"""

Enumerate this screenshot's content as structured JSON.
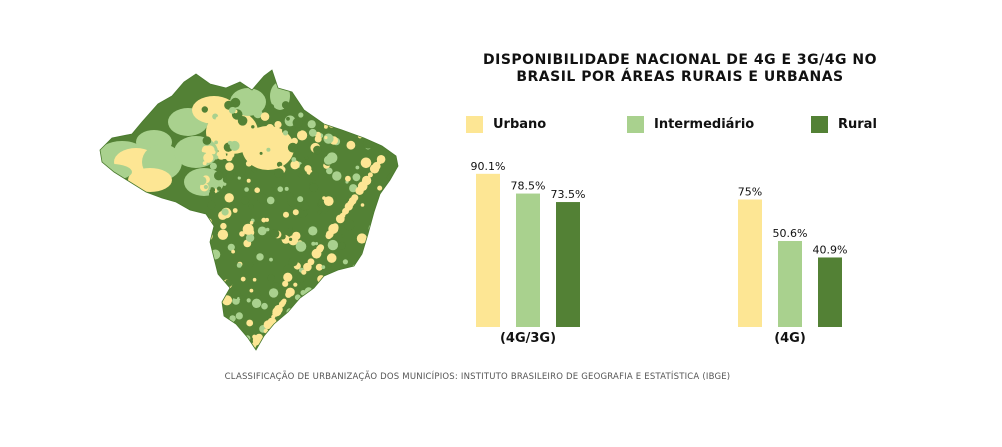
{
  "title_line1": "DISPONIBILIDADE NACIONAL DE 4G E 3G/4G NO",
  "title_line2": "BRASIL POR ÁREAS RURAIS E URBANAS",
  "caption": "CLASSIFICAÇÃO DE URBANIZAÇÃO DOS MUNICÍPIOS: INSTITUTO BRASILEIRO DE GEOGRAFIA E ESTATÍSTICA (IBGE)",
  "colors": {
    "urbano": "#fde694",
    "intermediario": "#a9d18e",
    "rural": "#538135"
  },
  "legend": [
    {
      "label": "Urbano",
      "color_key": "urbano"
    },
    {
      "label": "Intermediário",
      "color_key": "intermediario"
    },
    {
      "label": "Rural",
      "color_key": "rural"
    }
  ],
  "map": {
    "icon": "brazil-urbanization-map"
  },
  "chart_data": {
    "type": "bar",
    "categories": [
      "(4G/3G)",
      "(4G)"
    ],
    "series": [
      {
        "name": "Urbano",
        "values": [
          90.1,
          75
        ],
        "labels": [
          "90.1%",
          "75%"
        ]
      },
      {
        "name": "Intermediário",
        "values": [
          78.5,
          50.6
        ],
        "labels": [
          "78.5%",
          "50.6%"
        ]
      },
      {
        "name": "Rural",
        "values": [
          73.5,
          40.9
        ],
        "labels": [
          "73.5%",
          "40.9%"
        ]
      }
    ],
    "ylim": [
      0,
      100
    ],
    "xlabel": "",
    "ylabel": "",
    "grid": false,
    "legend_position": "top"
  }
}
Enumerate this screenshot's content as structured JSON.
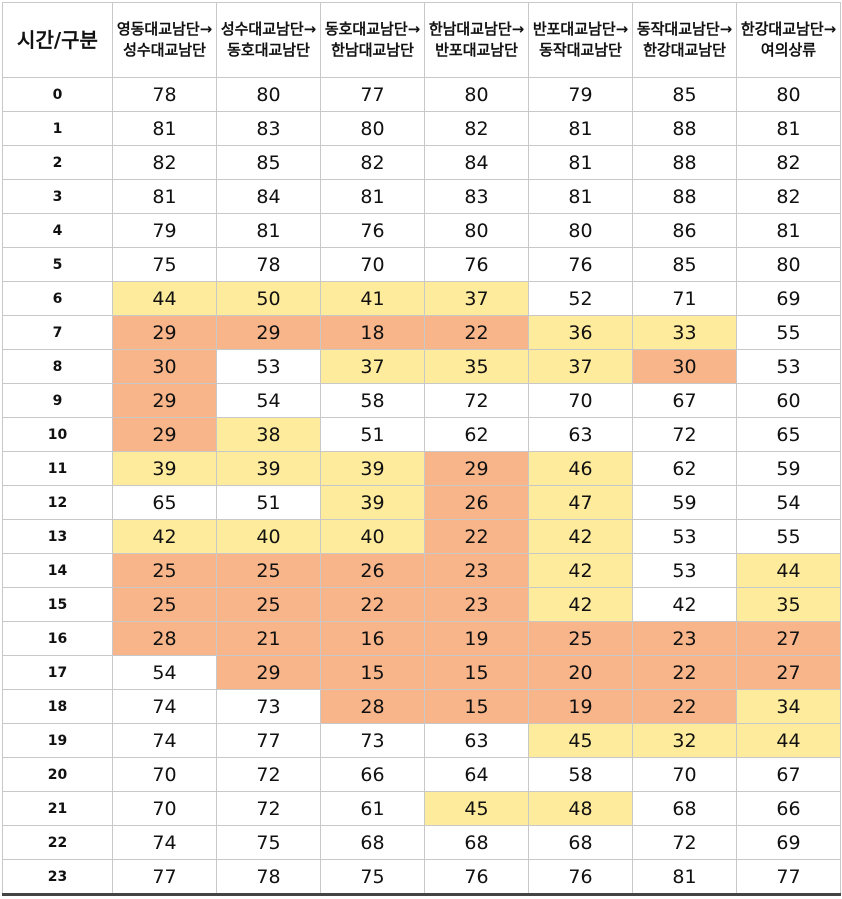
{
  "table": {
    "corner_label": "시간/구분",
    "columns": [
      "영동대교남단→성수대교남단",
      "성수대교남단→동호대교남단",
      "동호대교남단→한남대교남단",
      "한남대교남단→반포대교남단",
      "반포대교남단→동작대교남단",
      "동작대교남단→한강대교남단",
      "한강대교남단→여의상류"
    ],
    "highlight_colors": {
      "yellow": "#ffeb9c",
      "orange": "#f8b58a"
    },
    "rows": [
      {
        "hour": "0",
        "values": [
          "78",
          "80",
          "77",
          "80",
          "79",
          "85",
          "80"
        ],
        "colors": [
          "",
          "",
          "",
          "",
          "",
          "",
          ""
        ]
      },
      {
        "hour": "1",
        "values": [
          "81",
          "83",
          "80",
          "82",
          "81",
          "88",
          "81"
        ],
        "colors": [
          "",
          "",
          "",
          "",
          "",
          "",
          ""
        ]
      },
      {
        "hour": "2",
        "values": [
          "82",
          "85",
          "82",
          "84",
          "81",
          "88",
          "82"
        ],
        "colors": [
          "",
          "",
          "",
          "",
          "",
          "",
          ""
        ]
      },
      {
        "hour": "3",
        "values": [
          "81",
          "84",
          "81",
          "83",
          "81",
          "88",
          "82"
        ],
        "colors": [
          "",
          "",
          "",
          "",
          "",
          "",
          ""
        ]
      },
      {
        "hour": "4",
        "values": [
          "79",
          "81",
          "76",
          "80",
          "80",
          "86",
          "81"
        ],
        "colors": [
          "",
          "",
          "",
          "",
          "",
          "",
          ""
        ]
      },
      {
        "hour": "5",
        "values": [
          "75",
          "78",
          "70",
          "76",
          "76",
          "85",
          "80"
        ],
        "colors": [
          "",
          "",
          "",
          "",
          "",
          "",
          ""
        ]
      },
      {
        "hour": "6",
        "values": [
          "44",
          "50",
          "41",
          "37",
          "52",
          "71",
          "69"
        ],
        "colors": [
          "yellow",
          "yellow",
          "yellow",
          "yellow",
          "",
          "",
          ""
        ]
      },
      {
        "hour": "7",
        "values": [
          "29",
          "29",
          "18",
          "22",
          "36",
          "33",
          "55"
        ],
        "colors": [
          "orange",
          "orange",
          "orange",
          "orange",
          "yellow",
          "yellow",
          ""
        ]
      },
      {
        "hour": "8",
        "values": [
          "30",
          "53",
          "37",
          "35",
          "37",
          "30",
          "53"
        ],
        "colors": [
          "orange",
          "",
          "yellow",
          "yellow",
          "yellow",
          "orange",
          ""
        ]
      },
      {
        "hour": "9",
        "values": [
          "29",
          "54",
          "58",
          "72",
          "70",
          "67",
          "60"
        ],
        "colors": [
          "orange",
          "",
          "",
          "",
          "",
          "",
          ""
        ]
      },
      {
        "hour": "10",
        "values": [
          "29",
          "38",
          "51",
          "62",
          "63",
          "72",
          "65"
        ],
        "colors": [
          "orange",
          "yellow",
          "",
          "",
          "",
          "",
          ""
        ]
      },
      {
        "hour": "11",
        "values": [
          "39",
          "39",
          "39",
          "29",
          "46",
          "62",
          "59"
        ],
        "colors": [
          "yellow",
          "yellow",
          "yellow",
          "orange",
          "yellow",
          "",
          ""
        ]
      },
      {
        "hour": "12",
        "values": [
          "65",
          "51",
          "39",
          "26",
          "47",
          "59",
          "54"
        ],
        "colors": [
          "",
          "",
          "yellow",
          "orange",
          "yellow",
          "",
          ""
        ]
      },
      {
        "hour": "13",
        "values": [
          "42",
          "40",
          "40",
          "22",
          "42",
          "53",
          "55"
        ],
        "colors": [
          "yellow",
          "yellow",
          "yellow",
          "orange",
          "yellow",
          "",
          ""
        ]
      },
      {
        "hour": "14",
        "values": [
          "25",
          "25",
          "26",
          "23",
          "42",
          "53",
          "44"
        ],
        "colors": [
          "orange",
          "orange",
          "orange",
          "orange",
          "yellow",
          "",
          "yellow"
        ]
      },
      {
        "hour": "15",
        "values": [
          "25",
          "25",
          "22",
          "23",
          "42",
          "42",
          "35"
        ],
        "colors": [
          "orange",
          "orange",
          "orange",
          "orange",
          "yellow",
          "",
          "yellow"
        ]
      },
      {
        "hour": "16",
        "values": [
          "28",
          "21",
          "16",
          "19",
          "25",
          "23",
          "27"
        ],
        "colors": [
          "orange",
          "orange",
          "orange",
          "orange",
          "orange",
          "orange",
          "orange"
        ]
      },
      {
        "hour": "17",
        "values": [
          "54",
          "29",
          "15",
          "15",
          "20",
          "22",
          "27"
        ],
        "colors": [
          "",
          "orange",
          "orange",
          "orange",
          "orange",
          "orange",
          "orange"
        ]
      },
      {
        "hour": "18",
        "values": [
          "74",
          "73",
          "28",
          "15",
          "19",
          "22",
          "34"
        ],
        "colors": [
          "",
          "",
          "orange",
          "orange",
          "orange",
          "orange",
          "yellow"
        ]
      },
      {
        "hour": "19",
        "values": [
          "74",
          "77",
          "73",
          "63",
          "45",
          "32",
          "44"
        ],
        "colors": [
          "",
          "",
          "",
          "",
          "yellow",
          "yellow",
          "yellow"
        ]
      },
      {
        "hour": "20",
        "values": [
          "70",
          "72",
          "66",
          "64",
          "58",
          "70",
          "67"
        ],
        "colors": [
          "",
          "",
          "",
          "",
          "",
          "",
          ""
        ]
      },
      {
        "hour": "21",
        "values": [
          "70",
          "72",
          "61",
          "45",
          "48",
          "68",
          "66"
        ],
        "colors": [
          "",
          "",
          "",
          "yellow",
          "yellow",
          "",
          ""
        ]
      },
      {
        "hour": "22",
        "values": [
          "74",
          "75",
          "68",
          "68",
          "68",
          "72",
          "69"
        ],
        "colors": [
          "",
          "",
          "",
          "",
          "",
          "",
          ""
        ]
      },
      {
        "hour": "23",
        "values": [
          "77",
          "78",
          "75",
          "76",
          "76",
          "81",
          "77"
        ],
        "colors": [
          "",
          "",
          "",
          "",
          "",
          "",
          ""
        ]
      }
    ]
  }
}
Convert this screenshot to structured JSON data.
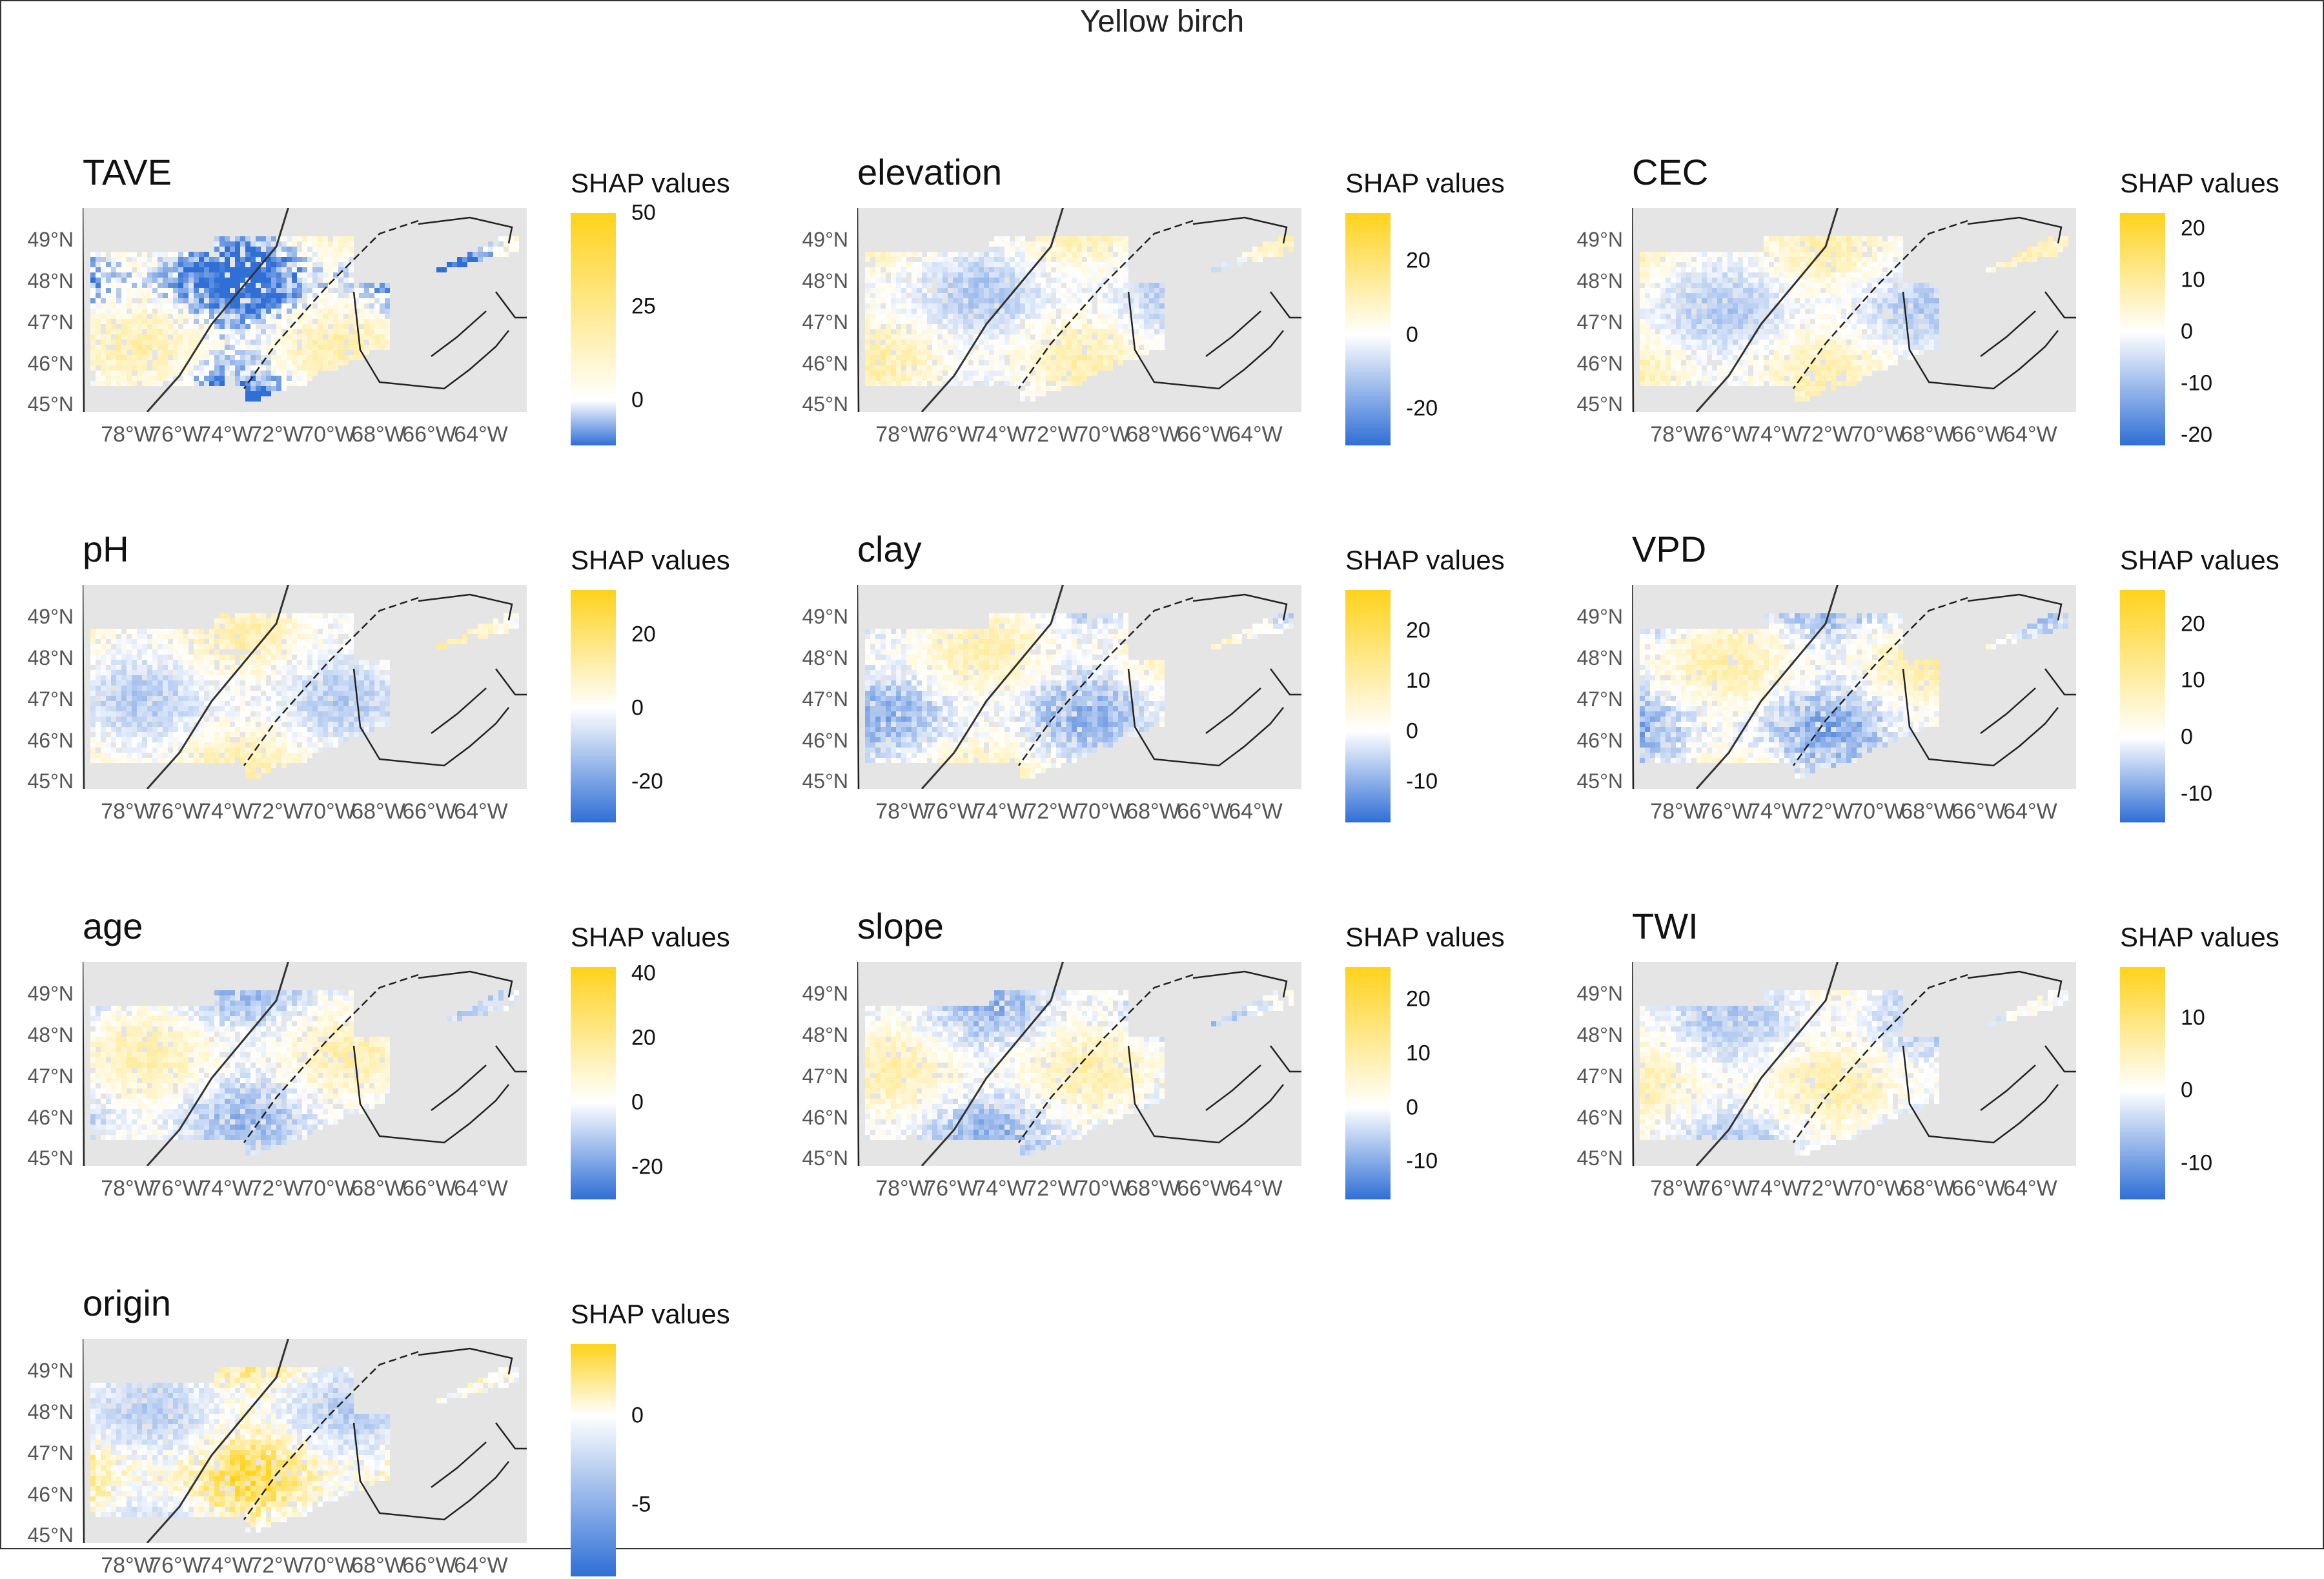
{
  "figure_title": "Yellow birch",
  "legend_title": "SHAP values",
  "lat_labels": [
    "49°N",
    "48°N",
    "47°N",
    "46°N",
    "45°N"
  ],
  "lon_labels": [
    "78°W",
    "76°W",
    "74°W",
    "72°W",
    "70°W",
    "68°W",
    "66°W",
    "64°W"
  ],
  "colors": {
    "low": "#2f6fd6",
    "mid": "#ffffff",
    "high": "#ffd21a",
    "background": "#e5e5e5"
  },
  "panels": [
    {
      "name": "TAVE",
      "min": -12,
      "max": 50,
      "ticks": [
        50,
        25,
        0
      ]
    },
    {
      "name": "elevation",
      "min": -30,
      "max": 33,
      "ticks": [
        20,
        0,
        -20
      ]
    },
    {
      "name": "CEC",
      "min": -22,
      "max": 23,
      "ticks": [
        20,
        10,
        0,
        -10,
        -20
      ]
    },
    {
      "name": "pH",
      "min": -31,
      "max": 32,
      "ticks": [
        20,
        0,
        -20
      ]
    },
    {
      "name": "clay",
      "min": -18,
      "max": 28,
      "ticks": [
        20,
        10,
        0,
        -10
      ]
    },
    {
      "name": "VPD",
      "min": -15,
      "max": 26,
      "ticks": [
        20,
        10,
        0,
        -10
      ]
    },
    {
      "name": "age",
      "min": -30,
      "max": 42,
      "ticks": [
        40,
        20,
        0,
        -20
      ]
    },
    {
      "name": "slope",
      "min": -17,
      "max": 26,
      "ticks": [
        20,
        10,
        0,
        -10
      ]
    },
    {
      "name": "TWI",
      "min": -15,
      "max": 17,
      "ticks": [
        10,
        0,
        -10
      ]
    },
    {
      "name": "origin",
      "min": -9,
      "max": 4,
      "ticks": [
        0,
        -5
      ]
    }
  ]
}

"""

→ **The problem**
Find the word "Intermediário" in the data and copy out each line where it turns up.

→ **Expected answer**
      "label": "Intermediário",
        "name": "Intermediário",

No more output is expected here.